═══ Information supplied ═══
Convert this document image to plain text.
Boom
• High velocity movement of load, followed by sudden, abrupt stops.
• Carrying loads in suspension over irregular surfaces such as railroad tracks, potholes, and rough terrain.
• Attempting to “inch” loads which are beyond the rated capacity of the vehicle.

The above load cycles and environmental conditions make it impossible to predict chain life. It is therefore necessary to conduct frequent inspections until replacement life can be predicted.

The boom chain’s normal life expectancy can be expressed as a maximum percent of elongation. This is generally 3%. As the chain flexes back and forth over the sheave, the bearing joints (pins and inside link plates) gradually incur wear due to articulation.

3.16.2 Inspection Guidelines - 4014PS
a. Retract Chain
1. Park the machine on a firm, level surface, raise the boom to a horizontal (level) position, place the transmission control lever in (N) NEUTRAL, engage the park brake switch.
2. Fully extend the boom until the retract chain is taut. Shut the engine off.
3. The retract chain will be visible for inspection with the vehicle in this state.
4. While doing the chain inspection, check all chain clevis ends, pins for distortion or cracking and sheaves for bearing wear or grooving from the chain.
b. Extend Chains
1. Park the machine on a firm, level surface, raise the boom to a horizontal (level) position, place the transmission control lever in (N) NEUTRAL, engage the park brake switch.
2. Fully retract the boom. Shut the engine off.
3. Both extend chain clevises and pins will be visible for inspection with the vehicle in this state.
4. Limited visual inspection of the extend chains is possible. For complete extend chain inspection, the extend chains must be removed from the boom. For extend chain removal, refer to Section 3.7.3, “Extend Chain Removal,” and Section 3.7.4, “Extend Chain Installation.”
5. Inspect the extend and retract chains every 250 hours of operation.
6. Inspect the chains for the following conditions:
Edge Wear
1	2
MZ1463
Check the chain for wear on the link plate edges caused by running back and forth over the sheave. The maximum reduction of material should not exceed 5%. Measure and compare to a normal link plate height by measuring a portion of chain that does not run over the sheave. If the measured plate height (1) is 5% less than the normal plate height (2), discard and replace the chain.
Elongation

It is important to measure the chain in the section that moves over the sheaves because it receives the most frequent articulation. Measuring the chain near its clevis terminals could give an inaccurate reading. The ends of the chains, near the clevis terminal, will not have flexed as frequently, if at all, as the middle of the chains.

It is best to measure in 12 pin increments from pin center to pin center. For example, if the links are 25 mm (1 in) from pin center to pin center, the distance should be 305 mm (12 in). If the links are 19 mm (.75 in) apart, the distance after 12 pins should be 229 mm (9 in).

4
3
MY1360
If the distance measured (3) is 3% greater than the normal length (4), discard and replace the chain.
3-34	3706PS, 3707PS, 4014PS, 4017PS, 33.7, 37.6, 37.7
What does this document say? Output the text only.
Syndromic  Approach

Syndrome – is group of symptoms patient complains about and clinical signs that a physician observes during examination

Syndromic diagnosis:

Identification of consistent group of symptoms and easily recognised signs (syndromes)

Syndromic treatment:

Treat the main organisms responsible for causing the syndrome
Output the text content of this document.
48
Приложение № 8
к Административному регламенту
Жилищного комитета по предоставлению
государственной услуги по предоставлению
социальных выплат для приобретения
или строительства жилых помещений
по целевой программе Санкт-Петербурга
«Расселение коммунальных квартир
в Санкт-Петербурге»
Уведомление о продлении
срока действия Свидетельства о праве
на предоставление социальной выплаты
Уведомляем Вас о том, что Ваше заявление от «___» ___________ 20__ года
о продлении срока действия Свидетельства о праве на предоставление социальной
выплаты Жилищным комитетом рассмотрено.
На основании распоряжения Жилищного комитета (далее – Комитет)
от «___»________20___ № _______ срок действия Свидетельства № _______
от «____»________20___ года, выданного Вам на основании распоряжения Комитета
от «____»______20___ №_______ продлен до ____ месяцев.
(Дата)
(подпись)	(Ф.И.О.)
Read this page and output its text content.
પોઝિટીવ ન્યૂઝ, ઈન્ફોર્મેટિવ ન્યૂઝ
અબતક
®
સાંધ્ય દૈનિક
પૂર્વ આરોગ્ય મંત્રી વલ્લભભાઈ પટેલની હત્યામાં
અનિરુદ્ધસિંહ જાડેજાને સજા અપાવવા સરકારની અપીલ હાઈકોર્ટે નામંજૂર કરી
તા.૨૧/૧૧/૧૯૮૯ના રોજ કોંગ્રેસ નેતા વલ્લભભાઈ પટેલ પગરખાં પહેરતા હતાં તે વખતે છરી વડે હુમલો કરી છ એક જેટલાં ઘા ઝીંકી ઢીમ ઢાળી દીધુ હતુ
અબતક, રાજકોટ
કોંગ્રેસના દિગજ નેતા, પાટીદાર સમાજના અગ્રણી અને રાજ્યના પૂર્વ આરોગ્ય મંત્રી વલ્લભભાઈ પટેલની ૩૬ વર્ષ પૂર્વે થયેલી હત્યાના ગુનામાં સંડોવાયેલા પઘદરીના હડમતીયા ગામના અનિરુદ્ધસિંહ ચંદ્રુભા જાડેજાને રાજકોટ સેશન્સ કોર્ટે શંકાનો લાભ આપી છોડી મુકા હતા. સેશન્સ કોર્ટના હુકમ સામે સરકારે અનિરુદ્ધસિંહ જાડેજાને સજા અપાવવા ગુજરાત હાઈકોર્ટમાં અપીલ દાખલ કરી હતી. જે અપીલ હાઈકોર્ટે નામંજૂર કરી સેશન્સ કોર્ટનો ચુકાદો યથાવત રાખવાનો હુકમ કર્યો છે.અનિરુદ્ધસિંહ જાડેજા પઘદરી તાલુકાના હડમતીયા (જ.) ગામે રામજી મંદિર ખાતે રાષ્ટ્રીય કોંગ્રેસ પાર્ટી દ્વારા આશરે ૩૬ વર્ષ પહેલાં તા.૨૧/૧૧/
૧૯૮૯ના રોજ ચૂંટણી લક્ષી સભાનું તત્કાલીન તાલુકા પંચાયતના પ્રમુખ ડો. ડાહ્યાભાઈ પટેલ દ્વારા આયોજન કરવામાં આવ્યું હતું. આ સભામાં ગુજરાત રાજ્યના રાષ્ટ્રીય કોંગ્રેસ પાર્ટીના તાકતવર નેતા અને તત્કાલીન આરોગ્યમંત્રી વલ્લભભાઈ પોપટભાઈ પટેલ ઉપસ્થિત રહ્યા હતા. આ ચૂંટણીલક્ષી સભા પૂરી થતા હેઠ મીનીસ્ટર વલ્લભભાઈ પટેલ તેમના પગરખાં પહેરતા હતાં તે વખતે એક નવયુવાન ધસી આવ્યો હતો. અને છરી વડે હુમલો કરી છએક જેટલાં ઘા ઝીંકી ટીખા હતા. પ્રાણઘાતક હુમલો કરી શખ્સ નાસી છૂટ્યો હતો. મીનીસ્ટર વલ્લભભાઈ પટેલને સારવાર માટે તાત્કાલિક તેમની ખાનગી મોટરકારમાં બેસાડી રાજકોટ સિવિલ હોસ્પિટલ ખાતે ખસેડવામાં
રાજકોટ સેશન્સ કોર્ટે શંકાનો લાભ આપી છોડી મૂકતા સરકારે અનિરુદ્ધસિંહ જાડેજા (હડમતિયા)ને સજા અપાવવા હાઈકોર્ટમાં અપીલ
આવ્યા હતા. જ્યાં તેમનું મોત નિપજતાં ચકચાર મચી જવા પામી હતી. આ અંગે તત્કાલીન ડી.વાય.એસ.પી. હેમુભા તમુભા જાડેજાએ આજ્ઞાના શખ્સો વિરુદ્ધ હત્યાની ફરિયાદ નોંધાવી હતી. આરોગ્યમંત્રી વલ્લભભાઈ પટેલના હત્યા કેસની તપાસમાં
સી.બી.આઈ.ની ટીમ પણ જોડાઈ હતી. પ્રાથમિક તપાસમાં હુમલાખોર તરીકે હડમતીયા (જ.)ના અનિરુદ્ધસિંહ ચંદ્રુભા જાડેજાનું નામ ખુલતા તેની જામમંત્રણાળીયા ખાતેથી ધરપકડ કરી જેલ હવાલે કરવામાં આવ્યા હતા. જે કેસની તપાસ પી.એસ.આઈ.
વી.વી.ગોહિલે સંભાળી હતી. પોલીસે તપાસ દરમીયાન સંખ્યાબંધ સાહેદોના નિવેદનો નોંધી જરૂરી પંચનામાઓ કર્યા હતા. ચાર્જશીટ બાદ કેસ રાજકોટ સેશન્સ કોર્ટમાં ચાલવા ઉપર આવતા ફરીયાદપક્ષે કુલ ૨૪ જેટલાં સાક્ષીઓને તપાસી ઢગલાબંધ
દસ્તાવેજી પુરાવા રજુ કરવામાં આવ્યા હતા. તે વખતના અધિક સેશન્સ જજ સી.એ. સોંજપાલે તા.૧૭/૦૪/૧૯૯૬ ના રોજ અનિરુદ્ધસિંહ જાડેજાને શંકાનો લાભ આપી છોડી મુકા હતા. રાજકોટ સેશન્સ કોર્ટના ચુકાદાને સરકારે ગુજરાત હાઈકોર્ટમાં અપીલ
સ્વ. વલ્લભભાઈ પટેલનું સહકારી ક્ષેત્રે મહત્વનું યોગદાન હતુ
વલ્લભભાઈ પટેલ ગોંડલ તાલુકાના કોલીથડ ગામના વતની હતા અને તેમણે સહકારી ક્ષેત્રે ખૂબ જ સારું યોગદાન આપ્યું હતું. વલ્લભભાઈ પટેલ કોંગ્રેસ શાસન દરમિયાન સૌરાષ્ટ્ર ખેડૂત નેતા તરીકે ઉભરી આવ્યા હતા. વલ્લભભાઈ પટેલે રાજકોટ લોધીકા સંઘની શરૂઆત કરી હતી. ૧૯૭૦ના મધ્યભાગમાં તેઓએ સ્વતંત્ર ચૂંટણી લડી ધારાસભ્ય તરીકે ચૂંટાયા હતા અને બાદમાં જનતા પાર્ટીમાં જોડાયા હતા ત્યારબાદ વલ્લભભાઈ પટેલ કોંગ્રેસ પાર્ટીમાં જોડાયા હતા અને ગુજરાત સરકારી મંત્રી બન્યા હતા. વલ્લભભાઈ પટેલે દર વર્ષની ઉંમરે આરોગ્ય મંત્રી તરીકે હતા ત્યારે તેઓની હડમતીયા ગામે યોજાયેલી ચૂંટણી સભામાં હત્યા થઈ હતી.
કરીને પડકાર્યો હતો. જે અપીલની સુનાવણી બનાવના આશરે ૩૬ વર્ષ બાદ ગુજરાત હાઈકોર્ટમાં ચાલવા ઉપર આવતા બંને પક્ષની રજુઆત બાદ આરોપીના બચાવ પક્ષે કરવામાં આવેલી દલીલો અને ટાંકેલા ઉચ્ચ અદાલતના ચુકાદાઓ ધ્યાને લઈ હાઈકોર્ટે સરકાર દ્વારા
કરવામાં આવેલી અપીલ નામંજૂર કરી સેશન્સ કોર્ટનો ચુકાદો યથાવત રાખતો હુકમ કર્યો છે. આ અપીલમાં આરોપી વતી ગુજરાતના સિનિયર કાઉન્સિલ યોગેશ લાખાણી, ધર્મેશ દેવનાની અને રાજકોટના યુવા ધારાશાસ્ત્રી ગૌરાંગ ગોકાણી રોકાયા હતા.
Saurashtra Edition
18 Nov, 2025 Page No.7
═══
* _Exercise requirements_
Where a line above holds the string "предоставлению", show that line.

* _Answer to this task_
Жилищного комитета по предоставлению
государственной услуги по предоставлению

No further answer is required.